_THE INPUT_.
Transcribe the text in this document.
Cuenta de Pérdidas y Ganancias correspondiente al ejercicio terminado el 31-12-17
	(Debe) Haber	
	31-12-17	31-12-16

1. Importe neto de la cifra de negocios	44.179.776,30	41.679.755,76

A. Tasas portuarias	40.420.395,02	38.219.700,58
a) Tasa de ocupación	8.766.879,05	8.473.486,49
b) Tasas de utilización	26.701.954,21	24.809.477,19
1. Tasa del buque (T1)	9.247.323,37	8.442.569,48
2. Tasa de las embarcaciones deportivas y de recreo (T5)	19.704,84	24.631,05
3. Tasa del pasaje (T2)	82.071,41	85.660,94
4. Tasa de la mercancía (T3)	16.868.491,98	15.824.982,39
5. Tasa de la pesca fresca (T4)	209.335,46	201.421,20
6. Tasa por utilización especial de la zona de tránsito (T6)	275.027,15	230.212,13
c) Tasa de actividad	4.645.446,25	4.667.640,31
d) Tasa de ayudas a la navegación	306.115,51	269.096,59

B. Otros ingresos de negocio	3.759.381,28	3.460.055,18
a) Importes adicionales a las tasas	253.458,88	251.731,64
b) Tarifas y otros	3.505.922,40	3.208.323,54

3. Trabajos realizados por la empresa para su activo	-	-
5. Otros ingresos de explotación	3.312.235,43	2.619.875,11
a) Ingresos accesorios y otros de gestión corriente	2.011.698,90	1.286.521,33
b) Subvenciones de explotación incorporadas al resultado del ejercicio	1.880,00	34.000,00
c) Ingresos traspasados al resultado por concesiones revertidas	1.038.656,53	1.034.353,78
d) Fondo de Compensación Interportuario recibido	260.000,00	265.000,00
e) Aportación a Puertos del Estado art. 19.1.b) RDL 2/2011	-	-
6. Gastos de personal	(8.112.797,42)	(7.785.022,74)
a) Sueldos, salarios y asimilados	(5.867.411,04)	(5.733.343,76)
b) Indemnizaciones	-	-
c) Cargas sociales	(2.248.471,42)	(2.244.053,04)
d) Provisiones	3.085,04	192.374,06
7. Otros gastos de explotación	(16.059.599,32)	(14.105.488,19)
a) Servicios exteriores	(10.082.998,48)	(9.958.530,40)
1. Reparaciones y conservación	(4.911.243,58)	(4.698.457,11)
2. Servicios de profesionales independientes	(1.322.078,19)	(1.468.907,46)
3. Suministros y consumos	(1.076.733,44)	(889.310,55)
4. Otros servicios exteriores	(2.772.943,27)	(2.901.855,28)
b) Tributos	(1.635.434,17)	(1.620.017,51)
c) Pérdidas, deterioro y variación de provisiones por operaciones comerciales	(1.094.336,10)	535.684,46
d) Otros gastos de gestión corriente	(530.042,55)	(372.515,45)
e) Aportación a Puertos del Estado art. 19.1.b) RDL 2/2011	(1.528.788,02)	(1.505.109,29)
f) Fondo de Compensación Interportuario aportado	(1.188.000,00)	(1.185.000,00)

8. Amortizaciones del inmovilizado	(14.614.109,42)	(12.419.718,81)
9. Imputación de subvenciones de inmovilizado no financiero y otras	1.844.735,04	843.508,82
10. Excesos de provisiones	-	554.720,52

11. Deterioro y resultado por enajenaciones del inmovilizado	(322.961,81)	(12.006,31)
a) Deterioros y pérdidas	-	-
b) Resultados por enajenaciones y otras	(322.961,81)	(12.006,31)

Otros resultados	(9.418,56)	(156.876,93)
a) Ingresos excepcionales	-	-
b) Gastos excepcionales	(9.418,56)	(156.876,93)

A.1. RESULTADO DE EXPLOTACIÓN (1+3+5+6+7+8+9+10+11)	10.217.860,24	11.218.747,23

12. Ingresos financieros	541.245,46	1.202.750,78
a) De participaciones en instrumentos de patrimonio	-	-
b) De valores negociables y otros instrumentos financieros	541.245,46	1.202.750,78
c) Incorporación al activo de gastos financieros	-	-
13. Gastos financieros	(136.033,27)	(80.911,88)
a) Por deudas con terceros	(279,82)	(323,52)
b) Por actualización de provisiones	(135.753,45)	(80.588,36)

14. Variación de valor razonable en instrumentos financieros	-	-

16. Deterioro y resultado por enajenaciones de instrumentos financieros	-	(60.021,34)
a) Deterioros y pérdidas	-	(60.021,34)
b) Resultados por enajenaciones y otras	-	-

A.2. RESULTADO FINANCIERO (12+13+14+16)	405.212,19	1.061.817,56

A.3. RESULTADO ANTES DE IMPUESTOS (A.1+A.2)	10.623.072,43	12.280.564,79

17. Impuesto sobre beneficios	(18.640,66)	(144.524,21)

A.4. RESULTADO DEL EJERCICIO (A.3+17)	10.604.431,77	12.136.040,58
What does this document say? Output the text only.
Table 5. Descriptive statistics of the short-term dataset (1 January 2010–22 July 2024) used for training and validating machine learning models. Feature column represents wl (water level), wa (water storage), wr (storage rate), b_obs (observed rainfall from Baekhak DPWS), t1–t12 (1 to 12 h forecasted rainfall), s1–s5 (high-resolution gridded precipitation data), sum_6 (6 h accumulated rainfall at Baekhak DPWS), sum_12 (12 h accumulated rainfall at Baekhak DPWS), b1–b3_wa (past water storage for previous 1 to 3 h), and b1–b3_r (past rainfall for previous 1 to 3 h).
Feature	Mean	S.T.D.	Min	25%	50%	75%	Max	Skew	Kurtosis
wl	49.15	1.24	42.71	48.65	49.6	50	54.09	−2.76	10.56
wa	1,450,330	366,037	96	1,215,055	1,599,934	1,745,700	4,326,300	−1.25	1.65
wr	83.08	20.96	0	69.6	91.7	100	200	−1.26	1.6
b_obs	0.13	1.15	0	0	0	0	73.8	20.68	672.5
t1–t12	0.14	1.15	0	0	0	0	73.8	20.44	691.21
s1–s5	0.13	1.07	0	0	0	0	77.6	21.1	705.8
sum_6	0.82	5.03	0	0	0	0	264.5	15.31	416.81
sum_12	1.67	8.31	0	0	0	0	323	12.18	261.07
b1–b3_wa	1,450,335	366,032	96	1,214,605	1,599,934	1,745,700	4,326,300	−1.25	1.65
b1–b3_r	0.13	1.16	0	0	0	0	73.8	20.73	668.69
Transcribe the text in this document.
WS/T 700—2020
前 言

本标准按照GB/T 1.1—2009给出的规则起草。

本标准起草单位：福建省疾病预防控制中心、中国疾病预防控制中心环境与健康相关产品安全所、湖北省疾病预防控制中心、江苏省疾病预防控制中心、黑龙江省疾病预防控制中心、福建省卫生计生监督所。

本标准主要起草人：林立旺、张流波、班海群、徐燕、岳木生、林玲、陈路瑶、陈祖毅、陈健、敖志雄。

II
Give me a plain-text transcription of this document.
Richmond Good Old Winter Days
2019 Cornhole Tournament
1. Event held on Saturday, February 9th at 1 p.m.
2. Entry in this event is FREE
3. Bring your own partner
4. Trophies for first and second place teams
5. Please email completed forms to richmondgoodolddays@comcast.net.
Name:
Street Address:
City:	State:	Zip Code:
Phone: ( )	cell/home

_WHAT THE TASK REQUIRES_.
Return all of the above records exactly, leaving no line out.

_ANSWER IN FULL_.
Transcribe the text in this document.
Cuenta de Pérdidas y Ganancias correspondiente al ejercicio terminado el 31-12-17
	(Debe) Haber	
	31-12-17	31-12-16

1. Importe neto de la cifra de negocios	44.179.776,30	41.679.755,76

A. Tasas portuarias	40.420.395,02	38.219.700,58
a) Tasa de ocupación	8.766.879,05	8.473.486,49
b) Tasas de utilización	26.701.954,21	24.809.477,19
1. Tasa del buque (T1)	9.247.323,37	8.442.569,48
2. Tasa de las embarcaciones deportivas y de recreo (T5)	19.704,84	24.631,05
3. Tasa del pasaje (T2)	82.071,41	85.660,94
4. Tasa de la mercancía (T3)	16.868.491,98	15.824.982,39
5. Tasa de la pesca fresca (T4)	209.335,46	201.421,20
6. Tasa por utilización especial de la zona de tránsito (T6)	275.027,15	230.212,13
c) Tasa de actividad	4.645.446,25	4.667.640,31
d) Tasa de ayudas a la navegación	306.115,51	269.096,59

B. Otros ingresos de negocio	3.759.381,28	3.460.055,18
a) Importes adicionales a las tasas	253.458,88	251.731,64
b) Tarifas y otros	3.505.922,40	3.208.323,54

3. Trabajos realizados por la empresa para su activo	-	-
5. Otros ingresos de explotación	3.312.235,43	2.619.875,11
a) Ingresos accesorios y otros de gestión corriente	2.011.698,90	1.286.521,33
b) Subvenciones de explotación incorporadas al resultado del ejercicio	1.880,00	34.000,00
c) Ingresos traspasados al resultado por concesiones revertidas	1.038.656,53	1.034.353,78
d) Fondo de Compensación Interportuario recibido	260.000,00	265.000,00
e) Aportación a Puertos del Estado art. 19.1.b) RDL 2/2011	-	-
6. Gastos de personal	(8.112.797,42)	(7.785.022,74)
a) Sueldos, salarios y asimilados	(5.867.411,04)	(5.733.343,76)
b) Indemnizaciones	-	-
c) Cargas sociales	(2.248.471,42)	(2.244.053,04)
d) Provisiones	3.085,04	192.374,06
7. Otros gastos de explotación	(16.059.599,32)	(14.105.488,19)
a) Servicios exteriores	(10.082.998,48)	(9.958.530,40)
1. Reparaciones y conservación	(4.911.243,58)	(4.698.457,11)
2. Servicios de profesionales independientes	(1.322.078,19)	(1.468.907,46)
3. Suministros y consumos	(1.076.733,44)	(889.310,55)
4. Otros servicios exteriores	(2.772.943,27)	(2.901.855,28)
b) Tributos	(1.635.434,17)	(1.620.017,51)
c) Pérdidas, deterioro y variación de provisiones por operaciones comerciales	(1.094.336,10)	535.684,46
d) Otros gastos de gestión corriente	(530.042,55)	(372.515,45)
e) Aportación a Puertos del Estado art. 19.1.b) RDL 2/2011	(1.528.788,02)	(1.505.109,29)
f) Fondo de Compensación Interportuario aportado	(1.188.000,00)	(1.185.000,00)

8. Amortizaciones del inmovilizado	(14.614.109,42)	(12.419.718,81)
9. Imputación de subvenciones de inmovilizado no financiero y otras	1.844.735,04	843.508,82
10. Excesos de provisiones	-	554.720,52

11. Deterioro y resultado por enajenaciones del inmovilizado	(322.961,81)	(12.006,31)
a) Deterioros y pérdidas	-	-
b) Resultados por enajenaciones y otras	(322.961,81)	(12.006,31)

Otros resultados	(9.418,56)	(156.876,93)
a) Ingresos excepcionales	-	-
b) Gastos excepcionales	(9.418,56)	(156.876,93)

A.1. RESULTADO DE EXPLOTACIÓN (1+3+5+6+7+8+9+10+11)	10.217.860,24	11.218.747,23

12. Ingresos financieros	541.245,46	1.202.750,78
a) De participaciones en instrumentos de patrimonio	-	-
b) De valores negociables y otros instrumentos financieros	541.245,46	1.202.750,78
c) Incorporación al activo de gastos financieros	-	-
13. Gastos financieros	(136.033,27)	(80.911,88)
a) Por deudas con terceros	(279,82)	(323,52)
b) Por actualización de provisiones	(135.753,45)	(80.588,36)

14. Variación de valor razonable en instrumentos financieros	-	-

16. Deterioro y resultado por enajenaciones de instrumentos financieros	-	(60.021,34)
a) Deterioros y pérdidas	-	(60.021,34)
b) Resultados por enajenaciones y otras	-	-

A.2. RESULTADO FINANCIERO (12+13+14+16)	405.212,19	1.061.817,56

A.3. RESULTADO ANTES DE IMPUESTOS (A.1+A.2)	10.623.072,43	12.280.564,79

17. Impuesto sobre beneficios	(18.640,66)	(144.524,21)

A.4. RESULTADO DEL EJERCICIO (A.3+17)	10.604.431,77	12.136.040,58
What does this document say? Output the text only.
Table 5. Descriptive statistics of the short-term dataset (1 January 2010–22 July 2024) used for training and validating machine learning models. Feature column represents wl (water level), wa (water storage), wr (storage rate), b_obs (observed rainfall from Baekhak DPWS), t1–t12 (1 to 12 h forecasted rainfall), s1–s5 (high-resolution gridded precipitation data), sum_6 (6 h accumulated rainfall at Baekhak DPWS), sum_12 (12 h accumulated rainfall at Baekhak DPWS), b1–b3_wa (past water storage for previous 1 to 3 h), and b1–b3_r (past rainfall for previous 1 to 3 h).
Feature	Mean	S.T.D.	Min	25%	50%	75%	Max	Skew	Kurtosis
wl	49.15	1.24	42.71	48.65	49.6	50	54.09	−2.76	10.56
wa	1,450,330	366,037	96	1,215,055	1,599,934	1,745,700	4,326,300	−1.25	1.65
wr	83.08	20.96	0	69.6	91.7	100	200	−1.26	1.6
b_obs	0.13	1.15	0	0	0	0	73.8	20.68	672.5
t1–t12	0.14	1.15	0	0	0	0	73.8	20.44	691.21
s1–s5	0.13	1.07	0	0	0	0	77.6	21.1	705.8
sum_6	0.82	5.03	0	0	0	0	264.5	15.31	416.81
sum_12	1.67	8.31	0	0	0	0	323	12.18	261.07
b1–b3_wa	1,450,335	366,032	96	1,214,605	1,599,934	1,745,700	4,326,300	−1.25	1.65
b1–b3_r	0.13	1.16	0	0	0	0	73.8	20.73	668.69
Transcribe the text in this document.
WS/T 700—2020
前 言

本标准按照GB/T 1.1—2009给出的规则起草。

本标准起草单位：福建省疾病预防控制中心、中国疾病预防控制中心环境与健康相关产品安全所、湖北省疾病预防控制中心、江苏省疾病预防控制中心、黑龙江省疾病预防控制中心、福建省卫生计生监督所。

本标准主要起草人：林立旺、张流波、班海群、徐燕、岳木生、林玲、陈路瑶、陈祖毅、陈健、敖志雄。

II
Give me a plain-text transcription of this document.
Richmond Good Old Winter Days
2019 Cornhole Tournament
1. Event held on Saturday, February 9th at 1 p.m.
2. Entry in this event is FREE
3. Bring your own partner
4. Trophies for first and second place teams
5. Please email completed forms to richmondgoodolddays@comcast.net.
Name:
Street Address:
City:	State:	Zip Code:
Phone: ( )	cell/home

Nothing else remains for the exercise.